* [Work to be completed] A faithful transcription of all the data is required.

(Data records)
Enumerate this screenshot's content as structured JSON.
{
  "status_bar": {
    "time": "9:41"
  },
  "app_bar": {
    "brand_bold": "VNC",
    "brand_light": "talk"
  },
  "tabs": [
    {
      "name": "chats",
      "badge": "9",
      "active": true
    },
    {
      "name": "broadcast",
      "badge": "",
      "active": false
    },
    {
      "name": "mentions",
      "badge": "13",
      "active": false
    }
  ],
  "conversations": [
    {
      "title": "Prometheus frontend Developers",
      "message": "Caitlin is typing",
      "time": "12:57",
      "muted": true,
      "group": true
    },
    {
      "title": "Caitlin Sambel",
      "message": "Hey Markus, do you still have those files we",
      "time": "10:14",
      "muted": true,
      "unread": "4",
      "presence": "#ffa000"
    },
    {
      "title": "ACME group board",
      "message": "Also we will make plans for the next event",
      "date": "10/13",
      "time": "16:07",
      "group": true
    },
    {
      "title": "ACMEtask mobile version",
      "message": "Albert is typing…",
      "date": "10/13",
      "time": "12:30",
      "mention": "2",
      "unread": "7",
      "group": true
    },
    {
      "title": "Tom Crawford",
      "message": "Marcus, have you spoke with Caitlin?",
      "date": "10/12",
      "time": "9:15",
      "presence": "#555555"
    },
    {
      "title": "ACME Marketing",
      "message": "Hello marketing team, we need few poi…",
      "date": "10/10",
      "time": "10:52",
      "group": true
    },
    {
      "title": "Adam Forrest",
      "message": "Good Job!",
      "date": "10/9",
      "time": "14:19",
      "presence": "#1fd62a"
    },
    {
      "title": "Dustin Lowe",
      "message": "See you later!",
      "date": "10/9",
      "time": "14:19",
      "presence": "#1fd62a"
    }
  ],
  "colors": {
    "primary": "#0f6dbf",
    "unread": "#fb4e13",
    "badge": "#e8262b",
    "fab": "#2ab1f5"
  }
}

* [Final result]
Enumerate this screenshot's content as structured JSON.
{
  "status_bar": {
    "time": "9:41"
  },
  "app_bar": {
    "brand_bold": "VNC",
    "brand_light": "talk"
  },
  "tabs": [
    {
      "name": "chats",
      "badge": "9",
      "active": true
    },
    {
      "name": "broadcast",
      "badge": "",
      "active": false
    },
    {
      "name": "mentions",
      "badge": "13",
      "active": false
    }
  ],
  "conversations": [
    {
      "title": "Prometheus frontend Developers",
      "message": "Caitlin is typing",
      "time": "12:57",
      "muted": true,
      "group": true
    },
    {
      "title": "Caitlin Sambel",
      "message": "Hey Markus, do you still have those files we",
      "time": "10:14",
      "muted": true,
      "unread": "4",
      "presence": "#ffa000"
    },
    {
      "title": "ACME group board",
      "message": "Also we will make plans for the next event",
      "date": "10/13",
      "time": "16:07",
      "group": true
    },
    {
      "title": "ACMEtask mobile version",
      "message": "Albert is typing…",
      "date": "10/13",
      "time": "12:30",
      "mention": "2",
      "unread": "7",
      "group": true
    },
    {
      "title": "Tom Crawford",
      "message": "Marcus, have you spoke with Caitlin?",
      "date": "10/12",
      "time": "9:15",
      "presence": "#555555"
    },
    {
      "title": "ACME Marketing",
      "message": "Hello marketing team, we need few poi…",
      "date": "10/10",
      "time": "10:52",
      "group": true
    },
    {
      "title": "Adam Forrest",
      "message": "Good Job!",
      "date": "10/9",
      "time": "14:19",
      "presence": "#1fd62a"
    },
    {
      "title": "Dustin Lowe",
      "message": "See you later!",
      "date": "10/9",
      "time": "14:19",
      "presence": "#1fd62a"
    }
  ],
  "colors": {
    "primary": "#0f6dbf",
    "unread": "#fb4e13",
    "badge": "#e8262b",
    "fab": "#2ab1f5"
  }
}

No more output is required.